**Exercise prompt**
Copy out each line of the data that holds the word "output".
----- Input rows
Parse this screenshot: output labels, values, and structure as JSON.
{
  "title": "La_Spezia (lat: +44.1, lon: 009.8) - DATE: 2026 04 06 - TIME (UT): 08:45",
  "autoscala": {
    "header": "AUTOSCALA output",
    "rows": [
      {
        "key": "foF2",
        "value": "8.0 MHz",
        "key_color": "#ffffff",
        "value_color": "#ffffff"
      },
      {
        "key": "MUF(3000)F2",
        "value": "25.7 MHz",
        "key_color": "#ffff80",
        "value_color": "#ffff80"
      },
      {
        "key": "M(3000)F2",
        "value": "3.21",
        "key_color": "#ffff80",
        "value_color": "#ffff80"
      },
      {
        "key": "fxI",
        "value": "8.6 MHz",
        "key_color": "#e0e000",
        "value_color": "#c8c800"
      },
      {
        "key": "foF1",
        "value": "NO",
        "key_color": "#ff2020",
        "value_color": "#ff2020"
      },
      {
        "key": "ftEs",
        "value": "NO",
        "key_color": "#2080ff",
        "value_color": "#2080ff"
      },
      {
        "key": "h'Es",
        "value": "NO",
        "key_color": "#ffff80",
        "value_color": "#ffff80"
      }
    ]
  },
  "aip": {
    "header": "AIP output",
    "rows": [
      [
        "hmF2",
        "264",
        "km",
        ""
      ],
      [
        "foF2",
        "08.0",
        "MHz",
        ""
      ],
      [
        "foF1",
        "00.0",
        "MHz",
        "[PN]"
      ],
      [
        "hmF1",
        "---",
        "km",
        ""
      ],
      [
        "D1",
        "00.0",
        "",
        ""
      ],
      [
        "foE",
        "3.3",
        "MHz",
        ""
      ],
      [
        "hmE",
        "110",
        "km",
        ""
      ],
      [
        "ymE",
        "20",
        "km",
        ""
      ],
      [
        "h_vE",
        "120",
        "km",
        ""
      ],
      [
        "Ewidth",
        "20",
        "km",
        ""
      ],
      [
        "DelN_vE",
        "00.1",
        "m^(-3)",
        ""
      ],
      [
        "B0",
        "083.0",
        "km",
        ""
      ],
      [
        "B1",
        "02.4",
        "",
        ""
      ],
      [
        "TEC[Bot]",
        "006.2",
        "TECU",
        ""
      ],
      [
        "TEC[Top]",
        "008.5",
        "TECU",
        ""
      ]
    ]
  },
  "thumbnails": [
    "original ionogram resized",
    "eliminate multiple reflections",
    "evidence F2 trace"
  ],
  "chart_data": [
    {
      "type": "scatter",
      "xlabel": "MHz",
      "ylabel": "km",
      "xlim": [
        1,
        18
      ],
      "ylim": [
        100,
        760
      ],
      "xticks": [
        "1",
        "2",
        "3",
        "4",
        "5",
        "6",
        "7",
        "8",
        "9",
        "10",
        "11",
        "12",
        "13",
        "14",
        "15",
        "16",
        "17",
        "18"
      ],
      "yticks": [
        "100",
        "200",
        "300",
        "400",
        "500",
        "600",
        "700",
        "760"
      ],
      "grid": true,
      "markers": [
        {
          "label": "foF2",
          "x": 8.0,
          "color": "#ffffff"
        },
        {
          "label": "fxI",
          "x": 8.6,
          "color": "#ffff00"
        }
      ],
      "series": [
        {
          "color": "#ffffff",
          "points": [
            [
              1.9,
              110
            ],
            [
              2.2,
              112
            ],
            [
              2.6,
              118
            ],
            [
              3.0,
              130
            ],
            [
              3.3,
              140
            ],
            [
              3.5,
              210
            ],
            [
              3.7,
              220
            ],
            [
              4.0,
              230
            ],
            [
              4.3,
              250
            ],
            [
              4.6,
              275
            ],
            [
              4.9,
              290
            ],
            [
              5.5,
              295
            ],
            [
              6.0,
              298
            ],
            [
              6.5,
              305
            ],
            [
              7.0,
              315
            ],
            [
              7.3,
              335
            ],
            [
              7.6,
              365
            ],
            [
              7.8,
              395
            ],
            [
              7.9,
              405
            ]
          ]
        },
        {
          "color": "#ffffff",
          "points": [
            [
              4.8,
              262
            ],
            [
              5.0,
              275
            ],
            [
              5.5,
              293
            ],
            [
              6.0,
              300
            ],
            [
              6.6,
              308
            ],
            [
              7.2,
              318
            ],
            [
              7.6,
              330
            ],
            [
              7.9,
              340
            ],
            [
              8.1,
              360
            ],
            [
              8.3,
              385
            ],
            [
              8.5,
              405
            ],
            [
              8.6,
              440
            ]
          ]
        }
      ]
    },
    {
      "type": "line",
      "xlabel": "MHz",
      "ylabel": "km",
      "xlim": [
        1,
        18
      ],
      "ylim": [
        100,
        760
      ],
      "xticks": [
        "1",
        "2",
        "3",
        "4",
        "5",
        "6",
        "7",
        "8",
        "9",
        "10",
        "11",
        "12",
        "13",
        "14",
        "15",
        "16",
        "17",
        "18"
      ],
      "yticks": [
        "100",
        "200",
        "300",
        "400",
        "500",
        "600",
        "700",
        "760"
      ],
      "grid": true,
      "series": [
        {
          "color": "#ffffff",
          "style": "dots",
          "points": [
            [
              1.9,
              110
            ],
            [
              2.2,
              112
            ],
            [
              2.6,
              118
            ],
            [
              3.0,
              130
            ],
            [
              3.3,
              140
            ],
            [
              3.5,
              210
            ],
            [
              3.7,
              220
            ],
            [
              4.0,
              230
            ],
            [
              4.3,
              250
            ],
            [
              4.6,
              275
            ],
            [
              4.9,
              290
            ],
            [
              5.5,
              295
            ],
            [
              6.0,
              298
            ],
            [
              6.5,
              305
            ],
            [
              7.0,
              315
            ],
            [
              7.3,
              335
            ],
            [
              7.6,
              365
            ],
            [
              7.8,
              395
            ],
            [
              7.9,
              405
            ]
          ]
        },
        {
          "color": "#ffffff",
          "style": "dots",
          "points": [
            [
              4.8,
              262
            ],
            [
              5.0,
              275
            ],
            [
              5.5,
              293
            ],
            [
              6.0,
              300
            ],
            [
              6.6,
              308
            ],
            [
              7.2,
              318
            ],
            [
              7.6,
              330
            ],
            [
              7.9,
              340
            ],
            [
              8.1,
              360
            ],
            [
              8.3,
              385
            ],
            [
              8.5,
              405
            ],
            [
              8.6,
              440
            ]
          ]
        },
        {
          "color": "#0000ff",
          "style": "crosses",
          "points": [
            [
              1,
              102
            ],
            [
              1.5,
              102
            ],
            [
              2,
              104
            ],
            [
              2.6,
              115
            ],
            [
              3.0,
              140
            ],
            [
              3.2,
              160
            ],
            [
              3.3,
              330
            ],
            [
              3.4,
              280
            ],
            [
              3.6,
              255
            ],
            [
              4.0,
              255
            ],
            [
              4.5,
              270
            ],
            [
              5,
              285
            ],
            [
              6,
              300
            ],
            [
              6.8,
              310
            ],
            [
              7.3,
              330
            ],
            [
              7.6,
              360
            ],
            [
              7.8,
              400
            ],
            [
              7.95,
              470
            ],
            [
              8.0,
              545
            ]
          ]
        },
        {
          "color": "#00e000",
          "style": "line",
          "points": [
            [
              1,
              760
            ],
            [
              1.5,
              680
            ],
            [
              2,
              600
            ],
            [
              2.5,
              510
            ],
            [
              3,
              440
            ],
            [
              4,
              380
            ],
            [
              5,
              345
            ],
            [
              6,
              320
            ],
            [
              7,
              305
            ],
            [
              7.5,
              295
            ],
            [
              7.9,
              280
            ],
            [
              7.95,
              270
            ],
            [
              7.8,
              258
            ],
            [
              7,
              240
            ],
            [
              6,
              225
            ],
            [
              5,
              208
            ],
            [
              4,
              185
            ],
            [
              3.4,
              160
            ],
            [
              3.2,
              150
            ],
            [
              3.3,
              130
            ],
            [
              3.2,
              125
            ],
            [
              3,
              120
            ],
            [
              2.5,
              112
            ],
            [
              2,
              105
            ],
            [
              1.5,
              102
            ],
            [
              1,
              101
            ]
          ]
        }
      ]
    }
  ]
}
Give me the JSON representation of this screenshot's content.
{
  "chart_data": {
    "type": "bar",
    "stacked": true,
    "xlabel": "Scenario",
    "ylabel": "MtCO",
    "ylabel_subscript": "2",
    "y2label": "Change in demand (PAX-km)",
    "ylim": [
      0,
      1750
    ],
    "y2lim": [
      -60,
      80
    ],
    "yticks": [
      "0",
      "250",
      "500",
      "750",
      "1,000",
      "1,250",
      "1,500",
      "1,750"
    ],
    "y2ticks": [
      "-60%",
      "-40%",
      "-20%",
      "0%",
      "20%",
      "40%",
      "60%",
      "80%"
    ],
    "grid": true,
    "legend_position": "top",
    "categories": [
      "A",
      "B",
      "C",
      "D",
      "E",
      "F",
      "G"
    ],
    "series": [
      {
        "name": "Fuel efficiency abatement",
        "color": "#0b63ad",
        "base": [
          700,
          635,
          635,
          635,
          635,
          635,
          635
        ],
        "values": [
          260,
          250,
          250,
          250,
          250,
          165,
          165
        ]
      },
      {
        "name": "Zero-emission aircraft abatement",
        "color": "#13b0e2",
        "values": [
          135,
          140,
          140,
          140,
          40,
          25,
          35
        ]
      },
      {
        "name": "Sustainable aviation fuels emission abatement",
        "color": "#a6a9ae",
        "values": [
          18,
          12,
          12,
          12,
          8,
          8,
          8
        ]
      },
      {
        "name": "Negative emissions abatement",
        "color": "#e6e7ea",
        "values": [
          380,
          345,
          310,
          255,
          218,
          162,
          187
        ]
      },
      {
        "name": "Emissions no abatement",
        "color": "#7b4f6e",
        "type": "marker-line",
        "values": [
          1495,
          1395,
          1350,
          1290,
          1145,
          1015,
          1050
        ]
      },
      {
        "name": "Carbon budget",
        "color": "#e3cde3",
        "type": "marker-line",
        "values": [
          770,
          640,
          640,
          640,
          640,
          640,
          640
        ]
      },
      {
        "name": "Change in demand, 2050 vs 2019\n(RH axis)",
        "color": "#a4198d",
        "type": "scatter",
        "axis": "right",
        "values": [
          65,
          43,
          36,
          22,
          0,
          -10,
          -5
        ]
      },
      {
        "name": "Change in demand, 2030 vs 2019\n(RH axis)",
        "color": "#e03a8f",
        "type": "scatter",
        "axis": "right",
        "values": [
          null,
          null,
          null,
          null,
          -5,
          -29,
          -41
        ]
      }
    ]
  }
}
----------
**Response**
Parse this screenshot: output labels, values, and structure as JSON.
    "header": "AUTOSCALA output",
    "header": "AIP output",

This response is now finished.